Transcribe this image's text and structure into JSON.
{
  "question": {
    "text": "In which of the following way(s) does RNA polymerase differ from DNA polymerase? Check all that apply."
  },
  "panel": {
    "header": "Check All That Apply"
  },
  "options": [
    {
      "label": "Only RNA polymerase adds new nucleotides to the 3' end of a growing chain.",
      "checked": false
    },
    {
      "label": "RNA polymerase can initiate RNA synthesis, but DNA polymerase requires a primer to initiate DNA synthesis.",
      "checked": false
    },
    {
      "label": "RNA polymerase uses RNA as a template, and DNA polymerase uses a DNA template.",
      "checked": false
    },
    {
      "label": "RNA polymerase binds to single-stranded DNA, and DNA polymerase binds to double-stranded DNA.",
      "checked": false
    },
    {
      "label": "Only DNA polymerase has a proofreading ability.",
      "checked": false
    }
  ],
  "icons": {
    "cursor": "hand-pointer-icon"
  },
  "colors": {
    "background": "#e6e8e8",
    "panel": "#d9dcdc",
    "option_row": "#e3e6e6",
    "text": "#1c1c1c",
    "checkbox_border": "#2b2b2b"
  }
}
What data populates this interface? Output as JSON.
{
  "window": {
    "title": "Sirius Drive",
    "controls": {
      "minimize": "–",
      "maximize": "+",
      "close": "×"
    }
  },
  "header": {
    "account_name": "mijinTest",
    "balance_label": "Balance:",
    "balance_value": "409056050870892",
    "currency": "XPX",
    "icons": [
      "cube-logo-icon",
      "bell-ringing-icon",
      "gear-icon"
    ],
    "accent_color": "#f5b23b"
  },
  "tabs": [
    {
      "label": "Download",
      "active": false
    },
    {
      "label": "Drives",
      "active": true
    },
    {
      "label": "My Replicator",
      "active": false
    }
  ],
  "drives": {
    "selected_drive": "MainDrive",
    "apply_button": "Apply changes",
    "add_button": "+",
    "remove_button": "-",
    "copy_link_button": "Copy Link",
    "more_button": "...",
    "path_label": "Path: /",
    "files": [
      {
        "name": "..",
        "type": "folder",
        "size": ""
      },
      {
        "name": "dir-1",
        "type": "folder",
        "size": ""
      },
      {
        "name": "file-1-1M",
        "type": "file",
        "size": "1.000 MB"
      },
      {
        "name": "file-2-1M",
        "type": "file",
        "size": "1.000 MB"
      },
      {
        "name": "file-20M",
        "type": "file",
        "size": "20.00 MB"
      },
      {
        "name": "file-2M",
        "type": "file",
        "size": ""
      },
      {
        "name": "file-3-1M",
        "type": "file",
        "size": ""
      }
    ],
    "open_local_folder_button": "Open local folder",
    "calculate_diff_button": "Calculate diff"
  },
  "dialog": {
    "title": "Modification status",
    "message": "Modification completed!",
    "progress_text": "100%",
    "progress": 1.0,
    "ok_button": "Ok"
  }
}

══════════════════════════════

**Stated goal:** Repeat each of the entries above precisely as given.

**Response below:**
Transcribe this image's text and structure into JSON.
{
  "question": {
    "text": "In which of the following way(s) does RNA polymerase differ from DNA polymerase? Check all that apply."
  },
  "panel": {
    "header": "Check All That Apply"
  },
  "options": [
    {
      "label": "Only RNA polymerase adds new nucleotides to the 3' end of a growing chain.",
      "checked": false
    },
    {
      "label": "RNA polymerase can initiate RNA synthesis, but DNA polymerase requires a primer to initiate DNA synthesis.",
      "checked": false
    },
    {
      "label": "RNA polymerase uses RNA as a template, and DNA polymerase uses a DNA template.",
      "checked": false
    },
    {
      "label": "RNA polymerase binds to single-stranded DNA, and DNA polymerase binds to double-stranded DNA.",
      "checked": false
    },
    {
      "label": "Only DNA polymerase has a proofreading ability.",
      "checked": false
    }
  ],
  "icons": {
    "cursor": "hand-pointer-icon"
  },
  "colors": {
    "background": "#e6e8e8",
    "panel": "#d9dcdc",
    "option_row": "#e3e6e6",
    "text": "#1c1c1c",
    "checkbox_border": "#2b2b2b"
  }
}
What data populates this interface? Output as JSON.
{
  "window": {
    "title": "Sirius Drive",
    "controls": {
      "minimize": "–",
      "maximize": "+",
      "close": "×"
    }
  },
  "header": {
    "account_name": "mijinTest",
    "balance_label": "Balance:",
    "balance_value": "409056050870892",
    "currency": "XPX",
    "icons": [
      "cube-logo-icon",
      "bell-ringing-icon",
      "gear-icon"
    ],
    "accent_color": "#f5b23b"
  },
  "tabs": [
    {
      "label": "Download",
      "active": false
    },
    {
      "label": "Drives",
      "active": true
    },
    {
      "label": "My Replicator",
      "active": false
    }
  ],
  "drives": {
    "selected_drive": "MainDrive",
    "apply_button": "Apply changes",
    "add_button": "+",
    "remove_button": "-",
    "copy_link_button": "Copy Link",
    "more_button": "...",
    "path_label": "Path: /",
    "files": [
      {
        "name": "..",
        "type": "folder",
        "size": ""
      },
      {
        "name": "dir-1",
        "type": "folder",
        "size": ""
      },
      {
        "name": "file-1-1M",
        "type": "file",
        "size": "1.000 MB"
      },
      {
        "name": "file-2-1M",
        "type": "file",
        "size": "1.000 MB"
      },
      {
        "name": "file-20M",
        "type": "file",
        "size": "20.00 MB"
      },
      {
        "name": "file-2M",
        "type": "file",
        "size": ""
      },
      {
        "name": "file-3-1M",
        "type": "file",
        "size": ""
      }
    ],
    "open_local_folder_button": "Open local folder",
    "calculate_diff_button": "Calculate diff"
  },
  "dialog": {
    "title": "Modification status",
    "message": "Modification completed!",
    "progress_text": "100%",
    "progress": 1.0,
    "ok_button": "Ok"
  }
}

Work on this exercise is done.